Set problem: Check every line below for the string "第六课第一课时", and copy the lines that contain it.

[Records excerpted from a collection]
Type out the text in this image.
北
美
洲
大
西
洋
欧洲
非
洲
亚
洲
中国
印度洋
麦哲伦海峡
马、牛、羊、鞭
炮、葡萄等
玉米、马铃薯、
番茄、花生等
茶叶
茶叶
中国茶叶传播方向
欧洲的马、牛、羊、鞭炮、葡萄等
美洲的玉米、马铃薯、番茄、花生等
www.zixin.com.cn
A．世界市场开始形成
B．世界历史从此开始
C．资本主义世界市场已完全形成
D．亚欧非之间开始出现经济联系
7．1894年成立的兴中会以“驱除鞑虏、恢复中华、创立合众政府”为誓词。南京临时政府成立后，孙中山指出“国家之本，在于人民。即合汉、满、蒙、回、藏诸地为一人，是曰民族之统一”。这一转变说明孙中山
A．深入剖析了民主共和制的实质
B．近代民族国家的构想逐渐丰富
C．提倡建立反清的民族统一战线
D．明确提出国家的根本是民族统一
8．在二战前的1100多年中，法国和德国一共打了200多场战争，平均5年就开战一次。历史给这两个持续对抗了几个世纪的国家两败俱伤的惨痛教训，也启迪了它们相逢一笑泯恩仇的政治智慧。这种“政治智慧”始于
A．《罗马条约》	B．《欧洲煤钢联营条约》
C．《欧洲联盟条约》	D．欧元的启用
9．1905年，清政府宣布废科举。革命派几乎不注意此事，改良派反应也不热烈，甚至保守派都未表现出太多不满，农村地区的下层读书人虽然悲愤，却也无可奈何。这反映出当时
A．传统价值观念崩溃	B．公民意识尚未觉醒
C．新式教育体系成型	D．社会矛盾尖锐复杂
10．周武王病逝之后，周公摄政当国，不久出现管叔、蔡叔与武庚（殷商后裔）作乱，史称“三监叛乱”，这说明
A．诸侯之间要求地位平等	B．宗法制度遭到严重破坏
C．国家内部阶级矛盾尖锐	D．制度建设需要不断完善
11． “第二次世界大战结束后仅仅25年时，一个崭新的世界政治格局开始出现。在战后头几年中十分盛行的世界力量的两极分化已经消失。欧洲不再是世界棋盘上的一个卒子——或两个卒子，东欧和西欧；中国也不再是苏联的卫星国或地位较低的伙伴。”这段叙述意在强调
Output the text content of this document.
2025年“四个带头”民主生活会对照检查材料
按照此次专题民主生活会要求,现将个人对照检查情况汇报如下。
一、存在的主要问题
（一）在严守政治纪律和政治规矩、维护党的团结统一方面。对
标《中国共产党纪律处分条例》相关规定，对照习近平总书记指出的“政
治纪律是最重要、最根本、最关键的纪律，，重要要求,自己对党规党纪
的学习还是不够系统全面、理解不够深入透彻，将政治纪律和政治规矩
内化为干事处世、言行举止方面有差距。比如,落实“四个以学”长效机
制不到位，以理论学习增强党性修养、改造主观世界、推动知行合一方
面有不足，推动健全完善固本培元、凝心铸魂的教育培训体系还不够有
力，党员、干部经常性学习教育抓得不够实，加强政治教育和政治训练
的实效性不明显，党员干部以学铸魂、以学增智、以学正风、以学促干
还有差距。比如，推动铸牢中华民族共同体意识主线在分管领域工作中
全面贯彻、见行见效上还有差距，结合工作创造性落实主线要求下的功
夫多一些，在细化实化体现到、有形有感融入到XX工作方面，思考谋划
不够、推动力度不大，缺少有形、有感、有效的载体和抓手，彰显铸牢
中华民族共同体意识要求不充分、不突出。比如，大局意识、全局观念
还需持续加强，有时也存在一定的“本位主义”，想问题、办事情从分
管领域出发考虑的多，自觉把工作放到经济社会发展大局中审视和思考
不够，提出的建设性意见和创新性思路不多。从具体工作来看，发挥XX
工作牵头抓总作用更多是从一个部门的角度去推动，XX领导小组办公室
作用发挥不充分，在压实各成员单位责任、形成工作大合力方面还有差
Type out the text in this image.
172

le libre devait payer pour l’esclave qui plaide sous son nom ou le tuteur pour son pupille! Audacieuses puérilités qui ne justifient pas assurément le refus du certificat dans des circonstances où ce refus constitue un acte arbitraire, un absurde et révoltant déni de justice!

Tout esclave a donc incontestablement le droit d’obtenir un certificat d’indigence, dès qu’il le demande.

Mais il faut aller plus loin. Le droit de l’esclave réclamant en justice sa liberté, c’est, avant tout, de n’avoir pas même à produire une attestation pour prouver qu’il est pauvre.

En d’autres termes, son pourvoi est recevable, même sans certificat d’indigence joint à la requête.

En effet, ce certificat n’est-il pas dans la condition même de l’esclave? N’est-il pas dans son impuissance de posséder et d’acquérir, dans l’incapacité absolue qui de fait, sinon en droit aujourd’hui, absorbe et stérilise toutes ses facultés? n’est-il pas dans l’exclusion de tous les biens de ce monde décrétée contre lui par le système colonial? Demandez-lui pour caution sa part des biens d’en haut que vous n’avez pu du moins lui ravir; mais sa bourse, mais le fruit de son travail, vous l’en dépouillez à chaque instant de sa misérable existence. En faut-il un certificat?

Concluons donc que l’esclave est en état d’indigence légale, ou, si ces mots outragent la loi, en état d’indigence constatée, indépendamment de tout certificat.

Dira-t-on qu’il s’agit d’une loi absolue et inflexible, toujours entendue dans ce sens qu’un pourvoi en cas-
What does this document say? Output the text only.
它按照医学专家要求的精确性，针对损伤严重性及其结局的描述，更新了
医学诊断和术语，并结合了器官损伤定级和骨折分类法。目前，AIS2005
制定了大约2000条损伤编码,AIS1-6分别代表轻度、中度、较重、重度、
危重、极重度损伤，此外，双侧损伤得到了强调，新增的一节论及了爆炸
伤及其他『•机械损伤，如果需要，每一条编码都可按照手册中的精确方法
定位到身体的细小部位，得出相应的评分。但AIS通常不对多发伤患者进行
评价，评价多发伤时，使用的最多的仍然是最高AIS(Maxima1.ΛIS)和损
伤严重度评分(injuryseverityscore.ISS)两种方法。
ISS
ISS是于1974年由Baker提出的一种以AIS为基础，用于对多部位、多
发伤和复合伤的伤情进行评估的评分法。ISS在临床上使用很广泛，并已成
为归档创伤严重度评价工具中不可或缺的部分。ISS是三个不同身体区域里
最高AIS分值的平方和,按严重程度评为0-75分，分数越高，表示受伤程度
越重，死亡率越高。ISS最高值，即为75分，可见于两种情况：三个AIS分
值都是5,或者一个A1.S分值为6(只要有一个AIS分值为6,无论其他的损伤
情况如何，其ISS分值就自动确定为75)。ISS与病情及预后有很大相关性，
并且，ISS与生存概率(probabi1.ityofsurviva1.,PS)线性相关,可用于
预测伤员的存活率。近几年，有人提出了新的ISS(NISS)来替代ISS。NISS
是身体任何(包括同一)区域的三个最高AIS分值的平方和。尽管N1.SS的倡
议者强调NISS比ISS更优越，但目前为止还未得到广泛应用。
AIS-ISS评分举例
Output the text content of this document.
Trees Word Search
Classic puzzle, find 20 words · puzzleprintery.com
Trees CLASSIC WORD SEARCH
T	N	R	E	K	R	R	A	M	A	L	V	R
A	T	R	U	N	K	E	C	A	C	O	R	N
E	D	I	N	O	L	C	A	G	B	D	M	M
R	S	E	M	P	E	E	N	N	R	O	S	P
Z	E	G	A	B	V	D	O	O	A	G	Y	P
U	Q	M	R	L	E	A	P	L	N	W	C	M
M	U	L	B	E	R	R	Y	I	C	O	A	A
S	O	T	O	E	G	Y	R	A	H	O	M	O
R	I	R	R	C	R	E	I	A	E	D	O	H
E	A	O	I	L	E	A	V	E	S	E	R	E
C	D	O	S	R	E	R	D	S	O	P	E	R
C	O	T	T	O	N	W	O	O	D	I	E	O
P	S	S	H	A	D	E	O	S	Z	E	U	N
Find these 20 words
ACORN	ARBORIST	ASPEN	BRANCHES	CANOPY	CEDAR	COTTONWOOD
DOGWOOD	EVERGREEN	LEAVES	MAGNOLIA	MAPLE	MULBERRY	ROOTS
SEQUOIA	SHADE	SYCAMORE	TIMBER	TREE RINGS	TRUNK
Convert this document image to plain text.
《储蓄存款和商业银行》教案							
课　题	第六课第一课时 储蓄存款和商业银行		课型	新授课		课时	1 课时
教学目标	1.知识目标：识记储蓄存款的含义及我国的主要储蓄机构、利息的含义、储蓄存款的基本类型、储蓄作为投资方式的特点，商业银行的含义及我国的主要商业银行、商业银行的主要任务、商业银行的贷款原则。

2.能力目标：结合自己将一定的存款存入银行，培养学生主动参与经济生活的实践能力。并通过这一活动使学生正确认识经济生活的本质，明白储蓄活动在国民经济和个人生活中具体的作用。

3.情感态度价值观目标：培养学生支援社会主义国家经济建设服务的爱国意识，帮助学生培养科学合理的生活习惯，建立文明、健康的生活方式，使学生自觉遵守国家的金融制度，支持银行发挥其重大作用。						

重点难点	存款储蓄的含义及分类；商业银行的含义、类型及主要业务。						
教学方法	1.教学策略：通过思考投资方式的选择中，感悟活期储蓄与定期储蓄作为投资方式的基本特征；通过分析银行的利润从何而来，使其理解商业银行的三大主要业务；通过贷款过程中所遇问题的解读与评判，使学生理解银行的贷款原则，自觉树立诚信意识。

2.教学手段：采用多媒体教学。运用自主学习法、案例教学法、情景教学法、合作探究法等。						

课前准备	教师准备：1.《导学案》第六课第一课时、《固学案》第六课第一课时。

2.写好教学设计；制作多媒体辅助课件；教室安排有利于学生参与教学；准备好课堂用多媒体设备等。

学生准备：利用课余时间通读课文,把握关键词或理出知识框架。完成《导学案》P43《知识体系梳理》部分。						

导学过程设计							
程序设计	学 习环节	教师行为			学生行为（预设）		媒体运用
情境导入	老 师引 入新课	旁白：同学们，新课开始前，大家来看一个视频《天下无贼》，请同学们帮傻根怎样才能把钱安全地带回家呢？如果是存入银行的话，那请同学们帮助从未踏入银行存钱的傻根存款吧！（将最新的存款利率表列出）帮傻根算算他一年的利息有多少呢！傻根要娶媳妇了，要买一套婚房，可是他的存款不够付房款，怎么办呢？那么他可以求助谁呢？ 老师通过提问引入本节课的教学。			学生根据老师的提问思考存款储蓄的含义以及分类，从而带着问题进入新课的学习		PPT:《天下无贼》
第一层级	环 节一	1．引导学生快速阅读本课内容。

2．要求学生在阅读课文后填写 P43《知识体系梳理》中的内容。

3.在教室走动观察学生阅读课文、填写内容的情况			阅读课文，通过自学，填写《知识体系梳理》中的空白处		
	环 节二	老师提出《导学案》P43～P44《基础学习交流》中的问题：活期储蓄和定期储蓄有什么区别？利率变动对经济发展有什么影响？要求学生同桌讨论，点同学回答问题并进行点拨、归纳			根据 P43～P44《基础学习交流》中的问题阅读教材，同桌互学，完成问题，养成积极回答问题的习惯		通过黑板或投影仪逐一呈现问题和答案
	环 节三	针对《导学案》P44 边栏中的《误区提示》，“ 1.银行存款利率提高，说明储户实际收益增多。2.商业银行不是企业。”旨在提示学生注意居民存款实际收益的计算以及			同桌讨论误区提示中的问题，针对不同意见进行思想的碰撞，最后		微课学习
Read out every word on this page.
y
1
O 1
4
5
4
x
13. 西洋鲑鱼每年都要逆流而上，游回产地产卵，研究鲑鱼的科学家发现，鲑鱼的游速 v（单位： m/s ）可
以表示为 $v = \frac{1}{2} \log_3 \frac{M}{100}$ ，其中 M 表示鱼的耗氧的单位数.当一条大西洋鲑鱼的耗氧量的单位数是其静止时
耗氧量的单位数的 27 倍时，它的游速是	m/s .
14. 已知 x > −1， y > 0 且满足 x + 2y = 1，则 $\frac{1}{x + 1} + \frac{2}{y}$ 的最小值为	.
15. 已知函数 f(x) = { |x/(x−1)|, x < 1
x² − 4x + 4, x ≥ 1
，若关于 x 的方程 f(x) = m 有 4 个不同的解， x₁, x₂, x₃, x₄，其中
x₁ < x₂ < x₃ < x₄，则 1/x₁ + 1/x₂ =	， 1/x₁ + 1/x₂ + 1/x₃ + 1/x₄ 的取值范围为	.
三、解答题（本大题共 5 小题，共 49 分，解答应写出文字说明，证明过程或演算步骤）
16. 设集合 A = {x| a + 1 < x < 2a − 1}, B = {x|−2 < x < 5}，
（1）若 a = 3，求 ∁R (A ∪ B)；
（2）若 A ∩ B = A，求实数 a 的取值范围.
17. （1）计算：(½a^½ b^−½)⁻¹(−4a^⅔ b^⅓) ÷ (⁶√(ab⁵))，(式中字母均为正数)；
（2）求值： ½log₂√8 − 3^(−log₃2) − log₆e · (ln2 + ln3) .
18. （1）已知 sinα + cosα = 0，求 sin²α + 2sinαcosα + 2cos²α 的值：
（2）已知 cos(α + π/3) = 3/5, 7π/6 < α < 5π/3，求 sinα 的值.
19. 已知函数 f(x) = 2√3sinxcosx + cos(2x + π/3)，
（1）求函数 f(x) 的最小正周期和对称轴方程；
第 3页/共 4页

Solution:
课　题	第六课第一课时 储蓄存款和商业银行		课型	新授课		课时	1 课时
课前准备	教师准备：1.《导学案》第六课第一课时、《固学案》第六课第一课时。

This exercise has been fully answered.